Task goal: Repeat exactly, and only, the lines from the one holding "Extract the structured" through the last line of the records below.

Dataset records:
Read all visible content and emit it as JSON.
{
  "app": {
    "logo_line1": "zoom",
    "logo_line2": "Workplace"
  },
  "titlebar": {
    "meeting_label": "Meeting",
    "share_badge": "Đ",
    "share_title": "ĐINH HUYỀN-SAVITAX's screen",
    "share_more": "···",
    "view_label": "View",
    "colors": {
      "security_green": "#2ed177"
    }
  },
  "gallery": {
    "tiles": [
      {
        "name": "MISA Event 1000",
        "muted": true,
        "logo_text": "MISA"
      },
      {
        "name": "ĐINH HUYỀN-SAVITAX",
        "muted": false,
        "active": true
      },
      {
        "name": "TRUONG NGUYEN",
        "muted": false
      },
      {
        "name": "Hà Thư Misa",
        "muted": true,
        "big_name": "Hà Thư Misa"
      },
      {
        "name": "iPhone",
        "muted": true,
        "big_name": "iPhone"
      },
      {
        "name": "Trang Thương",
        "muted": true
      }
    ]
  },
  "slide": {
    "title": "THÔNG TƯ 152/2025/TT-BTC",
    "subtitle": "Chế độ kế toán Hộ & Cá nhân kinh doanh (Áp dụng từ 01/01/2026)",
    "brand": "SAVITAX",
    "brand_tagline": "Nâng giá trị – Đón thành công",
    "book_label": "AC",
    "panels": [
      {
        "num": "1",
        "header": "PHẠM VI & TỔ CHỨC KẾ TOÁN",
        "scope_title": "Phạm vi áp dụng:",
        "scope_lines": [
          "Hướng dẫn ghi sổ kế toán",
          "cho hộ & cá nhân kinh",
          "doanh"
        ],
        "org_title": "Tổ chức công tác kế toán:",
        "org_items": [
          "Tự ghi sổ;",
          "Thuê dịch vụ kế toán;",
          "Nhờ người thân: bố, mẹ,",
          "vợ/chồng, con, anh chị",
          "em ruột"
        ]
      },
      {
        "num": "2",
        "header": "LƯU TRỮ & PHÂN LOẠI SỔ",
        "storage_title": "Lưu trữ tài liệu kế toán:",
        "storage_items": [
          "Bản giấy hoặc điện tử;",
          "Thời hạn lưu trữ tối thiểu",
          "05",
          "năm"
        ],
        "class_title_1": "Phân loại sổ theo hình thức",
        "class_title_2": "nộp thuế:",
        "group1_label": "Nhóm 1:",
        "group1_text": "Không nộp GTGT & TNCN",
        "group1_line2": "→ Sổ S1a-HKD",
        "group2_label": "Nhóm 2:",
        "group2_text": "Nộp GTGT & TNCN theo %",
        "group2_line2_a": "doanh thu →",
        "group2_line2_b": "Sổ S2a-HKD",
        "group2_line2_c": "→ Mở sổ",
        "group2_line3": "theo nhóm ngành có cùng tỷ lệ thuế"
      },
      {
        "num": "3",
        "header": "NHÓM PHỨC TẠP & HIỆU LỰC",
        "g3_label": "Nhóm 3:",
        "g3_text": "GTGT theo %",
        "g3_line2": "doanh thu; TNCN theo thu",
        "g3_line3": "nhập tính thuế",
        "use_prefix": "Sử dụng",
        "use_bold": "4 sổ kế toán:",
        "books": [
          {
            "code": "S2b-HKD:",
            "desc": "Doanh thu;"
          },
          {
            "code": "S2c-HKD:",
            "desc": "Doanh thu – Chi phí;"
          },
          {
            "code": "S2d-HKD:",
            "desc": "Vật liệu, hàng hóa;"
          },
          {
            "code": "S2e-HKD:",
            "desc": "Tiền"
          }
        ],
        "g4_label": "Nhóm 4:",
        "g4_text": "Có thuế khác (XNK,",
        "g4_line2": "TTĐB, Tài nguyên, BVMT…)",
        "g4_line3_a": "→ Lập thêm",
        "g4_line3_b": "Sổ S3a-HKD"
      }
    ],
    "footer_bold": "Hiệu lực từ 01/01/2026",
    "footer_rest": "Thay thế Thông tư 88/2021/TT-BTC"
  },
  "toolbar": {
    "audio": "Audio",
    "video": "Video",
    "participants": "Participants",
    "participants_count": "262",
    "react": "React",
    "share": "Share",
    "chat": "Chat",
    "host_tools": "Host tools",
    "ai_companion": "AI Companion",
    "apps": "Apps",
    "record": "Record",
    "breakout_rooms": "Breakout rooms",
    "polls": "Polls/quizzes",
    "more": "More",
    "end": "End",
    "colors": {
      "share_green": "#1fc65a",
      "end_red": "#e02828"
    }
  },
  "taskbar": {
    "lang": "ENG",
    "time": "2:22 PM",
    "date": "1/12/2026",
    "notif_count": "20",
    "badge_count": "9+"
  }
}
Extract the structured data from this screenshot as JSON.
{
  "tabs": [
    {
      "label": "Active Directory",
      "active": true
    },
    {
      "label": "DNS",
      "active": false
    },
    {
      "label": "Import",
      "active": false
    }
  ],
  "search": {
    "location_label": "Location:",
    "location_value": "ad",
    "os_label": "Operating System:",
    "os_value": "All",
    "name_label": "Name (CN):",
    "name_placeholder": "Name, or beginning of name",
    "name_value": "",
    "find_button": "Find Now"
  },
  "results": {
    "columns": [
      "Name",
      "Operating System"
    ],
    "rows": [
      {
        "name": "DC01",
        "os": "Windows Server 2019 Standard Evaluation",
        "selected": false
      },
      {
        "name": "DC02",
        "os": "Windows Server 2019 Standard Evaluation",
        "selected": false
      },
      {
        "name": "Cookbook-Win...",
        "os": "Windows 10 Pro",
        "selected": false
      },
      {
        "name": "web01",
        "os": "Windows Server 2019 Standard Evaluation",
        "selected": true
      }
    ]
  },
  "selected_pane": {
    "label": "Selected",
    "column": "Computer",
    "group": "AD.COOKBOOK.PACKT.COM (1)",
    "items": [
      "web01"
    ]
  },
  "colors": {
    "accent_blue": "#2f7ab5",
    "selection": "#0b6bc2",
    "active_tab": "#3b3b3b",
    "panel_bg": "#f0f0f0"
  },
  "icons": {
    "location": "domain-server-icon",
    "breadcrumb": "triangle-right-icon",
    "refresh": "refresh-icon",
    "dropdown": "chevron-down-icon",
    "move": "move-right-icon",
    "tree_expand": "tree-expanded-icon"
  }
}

Completed exercise:
Extract the structured data from this screenshot as JSON.
{
  "tabs": [
    {
      "label": "Active Directory",
      "active": true
    },
    {
      "label": "DNS",
      "active": false
    },
    {
      "label": "Import",
      "active": false
    }
  ],
  "search": {
    "location_label": "Location:",
    "location_value": "ad",
    "os_label": "Operating System:",
    "os_value": "All",
    "name_label": "Name (CN):",
    "name_placeholder": "Name, or beginning of name",
    "name_value": "",
    "find_button": "Find Now"
  },
  "results": {
    "columns": [
      "Name",
      "Operating System"
    ],
    "rows": [
      {
        "name": "DC01",
        "os": "Windows Server 2019 Standard Evaluation",
        "selected": false
      },
      {
        "name": "DC02",
        "os": "Windows Server 2019 Standard Evaluation",
        "selected": false
      },
      {
        "name": "Cookbook-Win...",
        "os": "Windows 10 Pro",
        "selected": false
      },
      {
        "name": "web01",
        "os": "Windows Server 2019 Standard Evaluation",
        "selected": true
      }
    ]
  },
  "selected_pane": {
    "label": "Selected",
    "column": "Computer",
    "group": "AD.COOKBOOK.PACKT.COM (1)",
    "items": [
      "web01"
    ]
  },
  "colors": {
    "accent_blue": "#2f7ab5",
    "selection": "#0b6bc2",
    "active_tab": "#3b3b3b",
    "panel_bg": "#f0f0f0"
  },
  "icons": {
    "location": "domain-server-icon",
    "breadcrumb": "triangle-right-icon",
    "refresh": "refresh-icon",
    "dropdown": "chevron-down-icon",
    "move": "move-right-icon",
    "tree_expand": "tree-expanded-icon"
  }
}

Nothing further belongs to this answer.